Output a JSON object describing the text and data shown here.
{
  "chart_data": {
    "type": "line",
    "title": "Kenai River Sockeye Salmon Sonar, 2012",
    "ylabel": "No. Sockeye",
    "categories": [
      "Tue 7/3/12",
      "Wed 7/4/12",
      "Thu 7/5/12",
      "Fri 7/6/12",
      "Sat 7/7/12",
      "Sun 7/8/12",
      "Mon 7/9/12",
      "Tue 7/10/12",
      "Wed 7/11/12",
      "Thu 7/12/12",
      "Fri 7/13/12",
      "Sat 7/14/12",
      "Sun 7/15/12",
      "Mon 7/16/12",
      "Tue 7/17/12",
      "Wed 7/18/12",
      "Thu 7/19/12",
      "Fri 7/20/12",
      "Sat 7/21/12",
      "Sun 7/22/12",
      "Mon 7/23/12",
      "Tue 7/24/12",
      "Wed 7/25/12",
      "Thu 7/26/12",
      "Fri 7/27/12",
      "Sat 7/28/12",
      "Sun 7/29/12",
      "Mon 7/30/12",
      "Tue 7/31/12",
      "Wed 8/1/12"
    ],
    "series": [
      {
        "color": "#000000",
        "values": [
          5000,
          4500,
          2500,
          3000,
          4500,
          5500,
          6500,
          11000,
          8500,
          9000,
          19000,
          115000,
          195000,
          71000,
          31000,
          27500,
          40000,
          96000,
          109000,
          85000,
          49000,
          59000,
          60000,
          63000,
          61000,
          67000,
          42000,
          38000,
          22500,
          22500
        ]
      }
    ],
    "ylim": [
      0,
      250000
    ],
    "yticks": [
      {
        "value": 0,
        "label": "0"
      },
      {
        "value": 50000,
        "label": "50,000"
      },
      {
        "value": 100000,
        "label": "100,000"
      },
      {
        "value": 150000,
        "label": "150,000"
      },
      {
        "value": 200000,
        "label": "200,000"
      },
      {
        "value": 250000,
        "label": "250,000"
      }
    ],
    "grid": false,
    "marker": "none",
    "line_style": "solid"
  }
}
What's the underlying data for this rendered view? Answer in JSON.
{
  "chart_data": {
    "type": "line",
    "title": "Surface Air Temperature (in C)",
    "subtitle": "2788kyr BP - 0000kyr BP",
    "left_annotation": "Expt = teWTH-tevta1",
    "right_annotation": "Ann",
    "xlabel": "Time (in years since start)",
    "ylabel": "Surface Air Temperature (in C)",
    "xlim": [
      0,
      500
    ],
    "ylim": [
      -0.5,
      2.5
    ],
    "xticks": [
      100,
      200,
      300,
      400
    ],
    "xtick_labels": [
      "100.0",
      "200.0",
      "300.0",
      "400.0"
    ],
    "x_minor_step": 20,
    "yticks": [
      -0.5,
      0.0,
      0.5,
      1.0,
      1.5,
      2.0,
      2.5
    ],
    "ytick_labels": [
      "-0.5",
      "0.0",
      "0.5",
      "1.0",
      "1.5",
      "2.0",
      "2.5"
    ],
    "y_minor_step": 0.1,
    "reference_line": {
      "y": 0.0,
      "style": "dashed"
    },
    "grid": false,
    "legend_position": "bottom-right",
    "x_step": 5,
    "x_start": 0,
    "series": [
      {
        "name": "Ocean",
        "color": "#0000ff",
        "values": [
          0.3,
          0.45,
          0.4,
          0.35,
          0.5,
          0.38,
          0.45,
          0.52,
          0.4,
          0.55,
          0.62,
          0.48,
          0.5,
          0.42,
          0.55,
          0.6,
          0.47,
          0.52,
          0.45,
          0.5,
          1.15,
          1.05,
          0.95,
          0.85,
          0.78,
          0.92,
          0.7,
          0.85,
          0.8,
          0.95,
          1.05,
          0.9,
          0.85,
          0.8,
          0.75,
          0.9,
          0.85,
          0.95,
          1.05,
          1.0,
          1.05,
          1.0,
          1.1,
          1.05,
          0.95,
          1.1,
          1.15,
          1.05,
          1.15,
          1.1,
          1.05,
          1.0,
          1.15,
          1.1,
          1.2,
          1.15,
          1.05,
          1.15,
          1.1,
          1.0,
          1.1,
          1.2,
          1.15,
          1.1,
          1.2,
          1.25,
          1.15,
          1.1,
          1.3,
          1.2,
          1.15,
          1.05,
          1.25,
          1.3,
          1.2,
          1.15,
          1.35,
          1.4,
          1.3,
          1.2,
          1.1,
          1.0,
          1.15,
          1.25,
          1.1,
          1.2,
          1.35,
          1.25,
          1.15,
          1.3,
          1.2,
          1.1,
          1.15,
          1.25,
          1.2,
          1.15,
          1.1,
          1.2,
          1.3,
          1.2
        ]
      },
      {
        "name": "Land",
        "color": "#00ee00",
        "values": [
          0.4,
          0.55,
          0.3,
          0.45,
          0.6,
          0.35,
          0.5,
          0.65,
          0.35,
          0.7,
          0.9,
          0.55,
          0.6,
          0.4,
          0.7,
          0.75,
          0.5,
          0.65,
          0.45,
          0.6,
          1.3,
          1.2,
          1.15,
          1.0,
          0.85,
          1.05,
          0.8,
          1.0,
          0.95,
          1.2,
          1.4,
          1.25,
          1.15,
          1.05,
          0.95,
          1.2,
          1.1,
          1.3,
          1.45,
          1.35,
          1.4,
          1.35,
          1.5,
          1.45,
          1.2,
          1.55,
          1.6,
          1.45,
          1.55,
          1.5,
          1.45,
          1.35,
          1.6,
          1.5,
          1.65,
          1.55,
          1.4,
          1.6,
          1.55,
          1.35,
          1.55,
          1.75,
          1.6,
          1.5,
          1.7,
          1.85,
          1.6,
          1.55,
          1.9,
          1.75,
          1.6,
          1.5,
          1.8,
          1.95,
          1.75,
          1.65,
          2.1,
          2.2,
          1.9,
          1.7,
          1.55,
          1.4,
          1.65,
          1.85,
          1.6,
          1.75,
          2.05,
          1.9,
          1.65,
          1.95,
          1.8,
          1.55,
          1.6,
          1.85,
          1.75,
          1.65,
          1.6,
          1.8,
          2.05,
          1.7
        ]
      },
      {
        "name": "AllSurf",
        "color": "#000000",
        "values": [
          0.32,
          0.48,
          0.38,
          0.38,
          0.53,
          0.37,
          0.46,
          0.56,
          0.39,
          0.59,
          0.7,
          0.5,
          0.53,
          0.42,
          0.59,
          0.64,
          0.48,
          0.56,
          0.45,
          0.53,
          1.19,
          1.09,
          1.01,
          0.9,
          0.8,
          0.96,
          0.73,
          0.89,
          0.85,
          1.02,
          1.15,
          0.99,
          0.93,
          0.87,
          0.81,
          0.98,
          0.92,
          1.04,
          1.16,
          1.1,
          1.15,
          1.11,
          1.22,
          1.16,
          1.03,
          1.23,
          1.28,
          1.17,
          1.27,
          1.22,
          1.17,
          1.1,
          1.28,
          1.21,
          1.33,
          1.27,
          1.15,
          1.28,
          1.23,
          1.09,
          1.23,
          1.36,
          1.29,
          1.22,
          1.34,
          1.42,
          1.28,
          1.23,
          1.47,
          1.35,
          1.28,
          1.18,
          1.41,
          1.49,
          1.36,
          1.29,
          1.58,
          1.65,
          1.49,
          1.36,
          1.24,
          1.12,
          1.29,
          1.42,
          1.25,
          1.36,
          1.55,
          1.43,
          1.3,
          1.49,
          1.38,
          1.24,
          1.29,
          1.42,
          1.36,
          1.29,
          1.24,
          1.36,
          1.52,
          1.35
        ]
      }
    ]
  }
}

---

| Task description |
Extract every record. Keep wording exact.

| Solution to this problem |
Output a JSON object describing the text and data shown here.
{
  "chart_data": {
    "type": "line",
    "title": "Kenai River Sockeye Salmon Sonar, 2012",
    "ylabel": "No. Sockeye",
    "categories": [
      "Tue 7/3/12",
      "Wed 7/4/12",
      "Thu 7/5/12",
      "Fri 7/6/12",
      "Sat 7/7/12",
      "Sun 7/8/12",
      "Mon 7/9/12",
      "Tue 7/10/12",
      "Wed 7/11/12",
      "Thu 7/12/12",
      "Fri 7/13/12",
      "Sat 7/14/12",
      "Sun 7/15/12",
      "Mon 7/16/12",
      "Tue 7/17/12",
      "Wed 7/18/12",
      "Thu 7/19/12",
      "Fri 7/20/12",
      "Sat 7/21/12",
      "Sun 7/22/12",
      "Mon 7/23/12",
      "Tue 7/24/12",
      "Wed 7/25/12",
      "Thu 7/26/12",
      "Fri 7/27/12",
      "Sat 7/28/12",
      "Sun 7/29/12",
      "Mon 7/30/12",
      "Tue 7/31/12",
      "Wed 8/1/12"
    ],
    "series": [
      {
        "color": "#000000",
        "values": [
          5000,
          4500,
          2500,
          3000,
          4500,
          5500,
          6500,
          11000,
          8500,
          9000,
          19000,
          115000,
          195000,
          71000,
          31000,
          27500,
          40000,
          96000,
          109000,
          85000,
          49000,
          59000,
          60000,
          63000,
          61000,
          67000,
          42000,
          38000,
          22500,
          22500
        ]
      }
    ],
    "ylim": [
      0,
      250000
    ],
    "yticks": [
      {
        "value": 0,
        "label": "0"
      },
      {
        "value": 50000,
        "label": "50,000"
      },
      {
        "value": 100000,
        "label": "100,000"
      },
      {
        "value": 150000,
        "label": "150,000"
      },
      {
        "value": 200000,
        "label": "200,000"
      },
      {
        "value": 250000,
        "label": "250,000"
      }
    ],
    "grid": false,
    "marker": "none",
    "line_style": "solid"
  }
}
What's the underlying data for this rendered view? Answer in JSON.
{
  "chart_data": {
    "type": "line",
    "title": "Surface Air Temperature (in C)",
    "subtitle": "2788kyr BP - 0000kyr BP",
    "left_annotation": "Expt = teWTH-tevta1",
    "right_annotation": "Ann",
    "xlabel": "Time (in years since start)",
    "ylabel": "Surface Air Temperature (in C)",
    "xlim": [
      0,
      500
    ],
    "ylim": [
      -0.5,
      2.5
    ],
    "xticks": [
      100,
      200,
      300,
      400
    ],
    "xtick_labels": [
      "100.0",
      "200.0",
      "300.0",
      "400.0"
    ],
    "x_minor_step": 20,
    "yticks": [
      -0.5,
      0.0,
      0.5,
      1.0,
      1.5,
      2.0,
      2.5
    ],
    "ytick_labels": [
      "-0.5",
      "0.0",
      "0.5",
      "1.0",
      "1.5",
      "2.0",
      "2.5"
    ],
    "y_minor_step": 0.1,
    "reference_line": {
      "y": 0.0,
      "style": "dashed"
    },
    "grid": false,
    "legend_position": "bottom-right",
    "x_step": 5,
    "x_start": 0,
    "series": [
      {
        "name": "Ocean",
        "color": "#0000ff",
        "values": [
          0.3,
          0.45,
          0.4,
          0.35,
          0.5,
          0.38,
          0.45,
          0.52,
          0.4,
          0.55,
          0.62,
          0.48,
          0.5,
          0.42,
          0.55,
          0.6,
          0.47,
          0.52,
          0.45,
          0.5,
          1.15,
          1.05,
          0.95,
          0.85,
          0.78,
          0.92,
          0.7,
          0.85,
          0.8,
          0.95,
          1.05,
          0.9,
          0.85,
          0.8,
          0.75,
          0.9,
          0.85,
          0.95,
          1.05,
          1.0,
          1.05,
          1.0,
          1.1,
          1.05,
          0.95,
          1.1,
          1.15,
          1.05,
          1.15,
          1.1,
          1.05,
          1.0,
          1.15,
          1.1,
          1.2,
          1.15,
          1.05,
          1.15,
          1.1,
          1.0,
          1.1,
          1.2,
          1.15,
          1.1,
          1.2,
          1.25,
          1.15,
          1.1,
          1.3,
          1.2,
          1.15,
          1.05,
          1.25,
          1.3,
          1.2,
          1.15,
          1.35,
          1.4,
          1.3,
          1.2,
          1.1,
          1.0,
          1.15,
          1.25,
          1.1,
          1.2,
          1.35,
          1.25,
          1.15,
          1.3,
          1.2,
          1.1,
          1.15,
          1.25,
          1.2,
          1.15,
          1.1,
          1.2,
          1.3,
          1.2
        ]
      },
      {
        "name": "Land",
        "color": "#00ee00",
        "values": [
          0.4,
          0.55,
          0.3,
          0.45,
          0.6,
          0.35,
          0.5,
          0.65,
          0.35,
          0.7,
          0.9,
          0.55,
          0.6,
          0.4,
          0.7,
          0.75,
          0.5,
          0.65,
          0.45,
          0.6,
          1.3,
          1.2,
          1.15,
          1.0,
          0.85,
          1.05,
          0.8,
          1.0,
          0.95,
          1.2,
          1.4,
          1.25,
          1.15,
          1.05,
          0.95,
          1.2,
          1.1,
          1.3,
          1.45,
          1.35,
          1.4,
          1.35,
          1.5,
          1.45,
          1.2,
          1.55,
          1.6,
          1.45,
          1.55,
          1.5,
          1.45,
          1.35,
          1.6,
          1.5,
          1.65,
          1.55,
          1.4,
          1.6,
          1.55,
          1.35,
          1.55,
          1.75,
          1.6,
          1.5,
          1.7,
          1.85,
          1.6,
          1.55,
          1.9,
          1.75,
          1.6,
          1.5,
          1.8,
          1.95,
          1.75,
          1.65,
          2.1,
          2.2,
          1.9,
          1.7,
          1.55,
          1.4,
          1.65,
          1.85,
          1.6,
          1.75,
          2.05,
          1.9,
          1.65,
          1.95,
          1.8,
          1.55,
          1.6,
          1.85,
          1.75,
          1.65,
          1.6,
          1.8,
          2.05,
          1.7
        ]
      },
      {
        "name": "AllSurf",
        "color": "#000000",
        "values": [
          0.32,
          0.48,
          0.38,
          0.38,
          0.53,
          0.37,
          0.46,
          0.56,
          0.39,
          0.59,
          0.7,
          0.5,
          0.53,
          0.42,
          0.59,
          0.64,
          0.48,
          0.56,
          0.45,
          0.53,
          1.19,
          1.09,
          1.01,
          0.9,
          0.8,
          0.96,
          0.73,
          0.89,
          0.85,
          1.02,
          1.15,
          0.99,
          0.93,
          0.87,
          0.81,
          0.98,
          0.92,
          1.04,
          1.16,
          1.1,
          1.15,
          1.11,
          1.22,
          1.16,
          1.03,
          1.23,
          1.28,
          1.17,
          1.27,
          1.22,
          1.17,
          1.1,
          1.28,
          1.21,
          1.33,
          1.27,
          1.15,
          1.28,
          1.23,
          1.09,
          1.23,
          1.36,
          1.29,
          1.22,
          1.34,
          1.42,
          1.28,
          1.23,
          1.47,
          1.35,
          1.28,
          1.18,
          1.41,
          1.49,
          1.36,
          1.29,
          1.58,
          1.65,
          1.49,
          1.36,
          1.24,
          1.12,
          1.29,
          1.42,
          1.25,
          1.36,
          1.55,
          1.43,
          1.3,
          1.49,
          1.38,
          1.24,
          1.29,
          1.42,
          1.36,
          1.29,
          1.24,
          1.36,
          1.52,
          1.35
        ]
      }
    ]
  }
}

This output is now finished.